==== Input rows
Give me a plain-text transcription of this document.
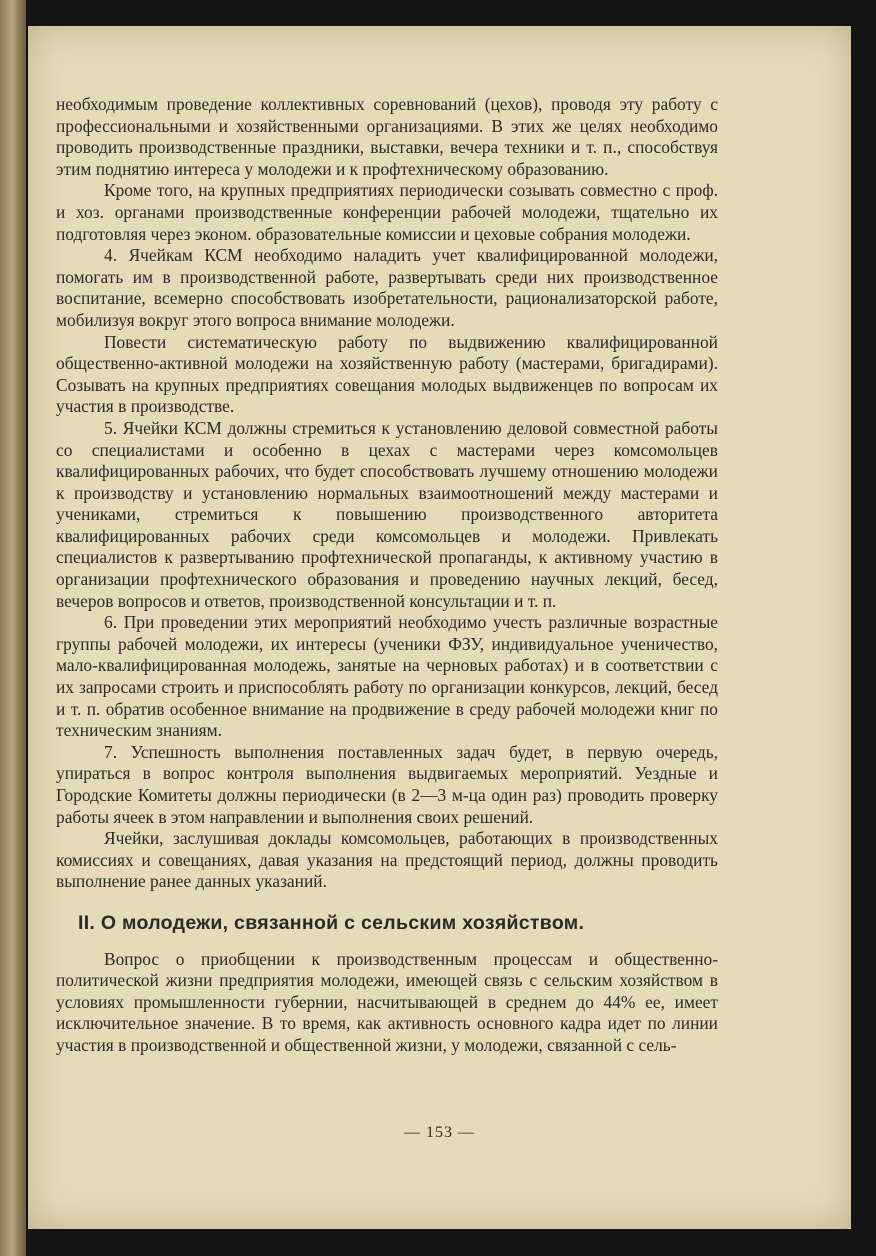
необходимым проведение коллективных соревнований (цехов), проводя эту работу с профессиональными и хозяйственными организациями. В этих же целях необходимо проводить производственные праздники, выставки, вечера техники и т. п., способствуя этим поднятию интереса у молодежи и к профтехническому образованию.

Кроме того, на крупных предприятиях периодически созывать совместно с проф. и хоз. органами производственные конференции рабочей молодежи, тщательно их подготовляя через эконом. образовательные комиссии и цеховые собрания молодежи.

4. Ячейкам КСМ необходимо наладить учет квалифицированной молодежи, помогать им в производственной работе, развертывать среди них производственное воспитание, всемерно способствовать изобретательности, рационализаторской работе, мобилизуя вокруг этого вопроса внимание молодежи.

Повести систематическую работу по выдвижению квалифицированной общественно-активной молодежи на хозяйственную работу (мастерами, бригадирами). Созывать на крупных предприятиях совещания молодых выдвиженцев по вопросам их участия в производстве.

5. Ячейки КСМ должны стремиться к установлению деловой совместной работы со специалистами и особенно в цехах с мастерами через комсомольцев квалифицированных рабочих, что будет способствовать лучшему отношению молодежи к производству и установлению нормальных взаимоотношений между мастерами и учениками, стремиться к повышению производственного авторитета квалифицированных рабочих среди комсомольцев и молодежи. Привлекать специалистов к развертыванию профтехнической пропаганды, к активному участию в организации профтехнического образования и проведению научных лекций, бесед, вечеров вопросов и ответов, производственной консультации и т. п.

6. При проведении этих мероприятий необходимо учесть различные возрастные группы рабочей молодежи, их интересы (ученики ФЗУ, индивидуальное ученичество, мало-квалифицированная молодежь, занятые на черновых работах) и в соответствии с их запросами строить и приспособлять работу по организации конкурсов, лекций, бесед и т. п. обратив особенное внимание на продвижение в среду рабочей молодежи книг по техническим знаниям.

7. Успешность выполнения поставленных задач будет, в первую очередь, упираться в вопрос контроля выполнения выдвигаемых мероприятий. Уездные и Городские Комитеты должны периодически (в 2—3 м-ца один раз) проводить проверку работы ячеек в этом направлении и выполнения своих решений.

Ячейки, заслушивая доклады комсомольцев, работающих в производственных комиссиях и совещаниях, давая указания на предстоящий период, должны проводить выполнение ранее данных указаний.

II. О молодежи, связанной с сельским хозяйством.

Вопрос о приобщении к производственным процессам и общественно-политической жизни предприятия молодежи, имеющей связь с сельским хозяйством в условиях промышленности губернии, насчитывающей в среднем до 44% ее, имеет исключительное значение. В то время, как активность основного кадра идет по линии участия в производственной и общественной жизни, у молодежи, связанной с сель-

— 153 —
========
==== Input rows
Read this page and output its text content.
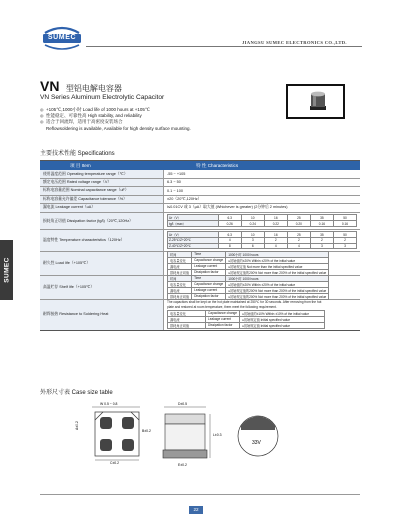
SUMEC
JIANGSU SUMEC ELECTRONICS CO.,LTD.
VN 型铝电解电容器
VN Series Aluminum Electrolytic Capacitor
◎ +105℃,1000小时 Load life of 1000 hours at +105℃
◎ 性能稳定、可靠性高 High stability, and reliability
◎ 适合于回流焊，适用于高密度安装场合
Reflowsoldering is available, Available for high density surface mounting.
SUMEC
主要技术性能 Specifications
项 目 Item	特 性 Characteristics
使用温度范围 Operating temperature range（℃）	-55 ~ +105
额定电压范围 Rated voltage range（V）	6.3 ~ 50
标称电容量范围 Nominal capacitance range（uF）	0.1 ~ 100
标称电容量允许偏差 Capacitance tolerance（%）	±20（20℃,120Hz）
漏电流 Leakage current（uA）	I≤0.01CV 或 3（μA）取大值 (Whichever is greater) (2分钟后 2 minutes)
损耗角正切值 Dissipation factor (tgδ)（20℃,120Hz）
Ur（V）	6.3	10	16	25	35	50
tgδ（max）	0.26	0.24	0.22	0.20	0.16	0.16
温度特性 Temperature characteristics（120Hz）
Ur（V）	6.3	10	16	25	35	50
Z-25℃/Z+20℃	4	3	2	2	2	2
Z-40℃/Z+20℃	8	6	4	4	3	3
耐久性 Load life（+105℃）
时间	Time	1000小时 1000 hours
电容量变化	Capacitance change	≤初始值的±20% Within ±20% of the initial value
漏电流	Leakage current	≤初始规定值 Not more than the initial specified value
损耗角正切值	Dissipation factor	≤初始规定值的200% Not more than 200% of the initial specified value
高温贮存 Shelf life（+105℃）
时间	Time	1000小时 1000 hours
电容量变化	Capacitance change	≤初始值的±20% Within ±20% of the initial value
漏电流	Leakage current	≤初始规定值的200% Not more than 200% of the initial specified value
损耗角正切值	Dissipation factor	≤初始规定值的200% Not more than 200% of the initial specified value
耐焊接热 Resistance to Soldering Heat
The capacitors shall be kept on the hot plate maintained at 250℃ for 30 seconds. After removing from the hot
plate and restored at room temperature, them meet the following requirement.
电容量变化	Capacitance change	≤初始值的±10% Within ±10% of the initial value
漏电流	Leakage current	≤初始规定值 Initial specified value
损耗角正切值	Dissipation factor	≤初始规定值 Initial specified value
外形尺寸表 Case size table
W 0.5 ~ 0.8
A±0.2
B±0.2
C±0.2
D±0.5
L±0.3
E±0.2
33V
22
========
==== Input rows
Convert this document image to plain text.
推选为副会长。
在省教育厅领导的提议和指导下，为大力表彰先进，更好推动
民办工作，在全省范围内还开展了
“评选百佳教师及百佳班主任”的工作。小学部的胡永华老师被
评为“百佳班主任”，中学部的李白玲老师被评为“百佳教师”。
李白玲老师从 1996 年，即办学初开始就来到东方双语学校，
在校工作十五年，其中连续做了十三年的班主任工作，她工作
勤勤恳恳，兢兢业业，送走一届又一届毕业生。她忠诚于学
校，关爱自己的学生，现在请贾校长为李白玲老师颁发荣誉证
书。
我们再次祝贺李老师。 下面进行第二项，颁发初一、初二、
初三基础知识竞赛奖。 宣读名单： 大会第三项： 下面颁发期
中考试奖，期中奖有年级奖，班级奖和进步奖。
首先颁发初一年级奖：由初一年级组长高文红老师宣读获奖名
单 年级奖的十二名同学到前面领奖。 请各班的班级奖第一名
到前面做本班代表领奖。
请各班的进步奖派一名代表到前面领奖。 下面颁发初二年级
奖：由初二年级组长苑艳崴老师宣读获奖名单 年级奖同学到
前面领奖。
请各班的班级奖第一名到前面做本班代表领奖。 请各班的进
========
Aim of the exercise: Above are the records. Identify each line that contains the word "общественно".

Answer to the problem:
Повести систематическую работу по выдвижению квалифицированной общественно-активной молодежи на хозяйственную работу (мастерами, бригадирами). Созывать на крупных предприятиях совещания молодых выдвиженцев по вопросам их участия в производстве.
Вопрос о приобщении к производственным процессам и общественно-политической жизни предприятия молодежи, имеющей связь с сельским хозяйством в условиях промышленности губернии, насчитывающей в среднем до 44% ее, имеет исключительное значение. В то время, как активность основного кадра идет по линии участия в производственной и общественной жизни, у молодежи, связанной с сель-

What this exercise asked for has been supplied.